## TASK TO CARRY OUT
Gather, from the data below, each line in which the word "Moderuje" occurs.

## PROVIDED DATA
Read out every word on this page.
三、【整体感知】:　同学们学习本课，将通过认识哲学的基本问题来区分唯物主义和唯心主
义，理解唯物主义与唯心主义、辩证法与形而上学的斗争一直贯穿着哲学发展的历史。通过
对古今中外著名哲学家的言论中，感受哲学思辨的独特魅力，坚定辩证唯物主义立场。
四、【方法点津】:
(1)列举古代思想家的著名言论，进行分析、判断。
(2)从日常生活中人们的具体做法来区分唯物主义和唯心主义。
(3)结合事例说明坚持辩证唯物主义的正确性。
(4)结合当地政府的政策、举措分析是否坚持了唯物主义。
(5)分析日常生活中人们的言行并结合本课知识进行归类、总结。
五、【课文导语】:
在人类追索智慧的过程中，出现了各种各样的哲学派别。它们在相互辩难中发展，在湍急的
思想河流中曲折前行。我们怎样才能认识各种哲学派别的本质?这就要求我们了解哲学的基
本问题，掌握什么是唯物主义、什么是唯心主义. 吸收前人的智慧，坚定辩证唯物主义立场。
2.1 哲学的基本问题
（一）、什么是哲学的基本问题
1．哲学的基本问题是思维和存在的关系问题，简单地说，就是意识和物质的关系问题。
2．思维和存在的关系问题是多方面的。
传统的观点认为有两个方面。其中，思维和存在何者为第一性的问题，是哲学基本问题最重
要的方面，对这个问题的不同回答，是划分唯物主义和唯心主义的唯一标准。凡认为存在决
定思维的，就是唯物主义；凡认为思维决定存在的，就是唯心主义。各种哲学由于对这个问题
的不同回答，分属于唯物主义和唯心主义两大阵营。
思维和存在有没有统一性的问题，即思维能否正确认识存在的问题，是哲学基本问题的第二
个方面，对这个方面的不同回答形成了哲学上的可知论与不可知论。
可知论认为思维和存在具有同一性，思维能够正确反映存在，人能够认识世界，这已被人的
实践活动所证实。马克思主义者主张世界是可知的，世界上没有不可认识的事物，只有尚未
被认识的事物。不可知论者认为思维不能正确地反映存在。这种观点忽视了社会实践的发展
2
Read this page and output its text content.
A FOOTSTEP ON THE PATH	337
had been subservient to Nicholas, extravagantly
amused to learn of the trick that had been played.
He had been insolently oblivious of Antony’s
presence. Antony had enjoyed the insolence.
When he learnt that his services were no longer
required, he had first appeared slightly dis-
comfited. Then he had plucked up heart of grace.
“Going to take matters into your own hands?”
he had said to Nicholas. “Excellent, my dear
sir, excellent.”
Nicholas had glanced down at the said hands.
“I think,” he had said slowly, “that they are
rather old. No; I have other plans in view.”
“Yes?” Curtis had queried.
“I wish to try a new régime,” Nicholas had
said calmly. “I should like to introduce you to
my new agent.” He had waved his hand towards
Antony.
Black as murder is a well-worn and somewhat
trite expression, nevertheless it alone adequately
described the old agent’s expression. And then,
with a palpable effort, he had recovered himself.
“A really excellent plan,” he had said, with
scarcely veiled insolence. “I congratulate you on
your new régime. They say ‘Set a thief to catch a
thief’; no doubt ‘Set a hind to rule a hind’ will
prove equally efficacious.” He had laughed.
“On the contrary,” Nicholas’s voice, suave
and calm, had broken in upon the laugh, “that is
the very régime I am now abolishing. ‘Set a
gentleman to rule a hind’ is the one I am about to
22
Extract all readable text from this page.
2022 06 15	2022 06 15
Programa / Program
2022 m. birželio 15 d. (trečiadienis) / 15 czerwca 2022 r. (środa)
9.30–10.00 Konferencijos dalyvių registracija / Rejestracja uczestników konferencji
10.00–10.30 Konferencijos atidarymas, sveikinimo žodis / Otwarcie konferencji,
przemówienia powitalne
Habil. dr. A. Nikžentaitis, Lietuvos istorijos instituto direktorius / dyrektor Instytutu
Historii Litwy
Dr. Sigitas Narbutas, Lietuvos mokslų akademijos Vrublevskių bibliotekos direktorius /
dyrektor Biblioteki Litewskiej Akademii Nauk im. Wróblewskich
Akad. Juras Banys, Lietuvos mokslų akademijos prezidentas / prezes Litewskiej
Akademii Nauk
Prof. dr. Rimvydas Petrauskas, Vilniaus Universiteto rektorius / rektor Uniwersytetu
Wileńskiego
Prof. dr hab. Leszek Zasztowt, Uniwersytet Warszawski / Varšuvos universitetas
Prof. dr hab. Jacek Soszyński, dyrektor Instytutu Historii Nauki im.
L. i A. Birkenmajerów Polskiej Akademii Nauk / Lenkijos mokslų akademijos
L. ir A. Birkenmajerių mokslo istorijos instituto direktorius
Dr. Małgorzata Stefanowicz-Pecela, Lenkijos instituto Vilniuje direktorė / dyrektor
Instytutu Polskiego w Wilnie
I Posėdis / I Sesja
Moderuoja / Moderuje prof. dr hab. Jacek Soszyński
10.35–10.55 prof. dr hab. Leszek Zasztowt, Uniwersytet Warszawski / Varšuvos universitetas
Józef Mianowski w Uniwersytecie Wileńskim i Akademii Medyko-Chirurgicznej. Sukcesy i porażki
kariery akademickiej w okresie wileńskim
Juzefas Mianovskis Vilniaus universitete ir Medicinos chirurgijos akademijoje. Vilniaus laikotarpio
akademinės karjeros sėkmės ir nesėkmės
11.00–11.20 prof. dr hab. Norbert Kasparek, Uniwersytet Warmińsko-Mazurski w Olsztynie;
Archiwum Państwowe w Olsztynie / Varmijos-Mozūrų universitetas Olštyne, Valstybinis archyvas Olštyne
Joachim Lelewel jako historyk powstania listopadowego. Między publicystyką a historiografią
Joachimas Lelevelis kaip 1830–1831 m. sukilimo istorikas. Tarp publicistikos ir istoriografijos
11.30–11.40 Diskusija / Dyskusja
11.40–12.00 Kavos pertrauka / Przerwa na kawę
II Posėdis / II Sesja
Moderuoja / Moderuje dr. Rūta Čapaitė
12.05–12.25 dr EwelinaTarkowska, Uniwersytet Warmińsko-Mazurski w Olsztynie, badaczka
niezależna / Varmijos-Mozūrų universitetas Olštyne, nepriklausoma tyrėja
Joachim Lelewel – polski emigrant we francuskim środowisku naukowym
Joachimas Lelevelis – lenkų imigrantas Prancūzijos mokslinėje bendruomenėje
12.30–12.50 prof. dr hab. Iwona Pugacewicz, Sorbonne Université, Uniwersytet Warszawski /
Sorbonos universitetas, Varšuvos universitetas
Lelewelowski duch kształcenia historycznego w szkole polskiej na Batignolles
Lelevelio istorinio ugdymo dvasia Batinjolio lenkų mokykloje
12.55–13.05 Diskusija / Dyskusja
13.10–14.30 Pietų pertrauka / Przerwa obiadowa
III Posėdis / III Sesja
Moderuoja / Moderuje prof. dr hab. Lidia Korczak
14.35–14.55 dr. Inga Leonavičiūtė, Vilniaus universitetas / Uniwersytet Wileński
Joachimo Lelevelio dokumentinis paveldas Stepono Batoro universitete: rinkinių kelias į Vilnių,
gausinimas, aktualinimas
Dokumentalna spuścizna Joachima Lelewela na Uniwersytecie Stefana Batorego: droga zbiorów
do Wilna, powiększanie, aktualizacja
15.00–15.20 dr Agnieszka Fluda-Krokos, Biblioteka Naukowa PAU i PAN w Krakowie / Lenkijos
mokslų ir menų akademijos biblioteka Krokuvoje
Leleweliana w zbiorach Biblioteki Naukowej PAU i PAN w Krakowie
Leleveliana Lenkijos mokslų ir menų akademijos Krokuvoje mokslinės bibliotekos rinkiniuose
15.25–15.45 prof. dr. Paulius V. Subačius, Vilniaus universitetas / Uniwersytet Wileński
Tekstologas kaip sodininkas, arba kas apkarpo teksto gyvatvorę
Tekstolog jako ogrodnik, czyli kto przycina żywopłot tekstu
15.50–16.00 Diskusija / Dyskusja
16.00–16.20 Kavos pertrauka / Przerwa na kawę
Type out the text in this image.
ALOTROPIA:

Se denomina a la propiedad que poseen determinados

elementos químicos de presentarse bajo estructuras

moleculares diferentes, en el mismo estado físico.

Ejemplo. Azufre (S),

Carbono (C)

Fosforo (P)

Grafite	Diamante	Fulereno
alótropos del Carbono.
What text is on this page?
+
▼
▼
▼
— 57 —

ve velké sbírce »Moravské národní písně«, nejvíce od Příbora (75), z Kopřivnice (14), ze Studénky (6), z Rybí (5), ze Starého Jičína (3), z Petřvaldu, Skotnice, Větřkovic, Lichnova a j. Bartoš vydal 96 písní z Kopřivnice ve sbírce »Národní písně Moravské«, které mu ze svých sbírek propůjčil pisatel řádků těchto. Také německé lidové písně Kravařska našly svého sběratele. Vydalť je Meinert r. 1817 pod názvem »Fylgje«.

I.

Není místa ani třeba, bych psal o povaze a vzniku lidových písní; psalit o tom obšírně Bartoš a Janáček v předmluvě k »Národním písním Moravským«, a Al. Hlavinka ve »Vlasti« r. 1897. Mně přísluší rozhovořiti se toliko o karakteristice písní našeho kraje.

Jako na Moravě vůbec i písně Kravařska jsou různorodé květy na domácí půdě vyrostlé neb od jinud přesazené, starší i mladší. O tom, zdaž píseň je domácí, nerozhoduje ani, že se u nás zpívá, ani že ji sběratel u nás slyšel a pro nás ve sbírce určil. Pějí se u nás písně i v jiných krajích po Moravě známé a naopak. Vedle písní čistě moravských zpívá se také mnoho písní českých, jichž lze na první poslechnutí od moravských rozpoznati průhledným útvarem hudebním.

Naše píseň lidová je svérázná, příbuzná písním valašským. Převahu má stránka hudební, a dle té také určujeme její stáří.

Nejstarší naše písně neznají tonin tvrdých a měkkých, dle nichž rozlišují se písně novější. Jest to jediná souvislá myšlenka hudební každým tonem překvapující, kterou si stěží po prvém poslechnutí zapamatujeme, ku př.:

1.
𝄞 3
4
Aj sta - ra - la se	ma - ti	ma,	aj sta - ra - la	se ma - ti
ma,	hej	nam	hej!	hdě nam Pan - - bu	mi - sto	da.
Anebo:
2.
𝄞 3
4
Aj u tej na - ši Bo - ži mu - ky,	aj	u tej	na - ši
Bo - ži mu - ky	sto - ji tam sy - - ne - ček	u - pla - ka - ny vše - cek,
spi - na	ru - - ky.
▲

## RESULT FOR THIS TASK
Moderuoja / Moderuje prof. dr hab. Jacek Soszyński
Moderuoja / Moderuje dr. Rūta Čapaitė
Moderuoja / Moderuje prof. dr hab. Lidia Korczak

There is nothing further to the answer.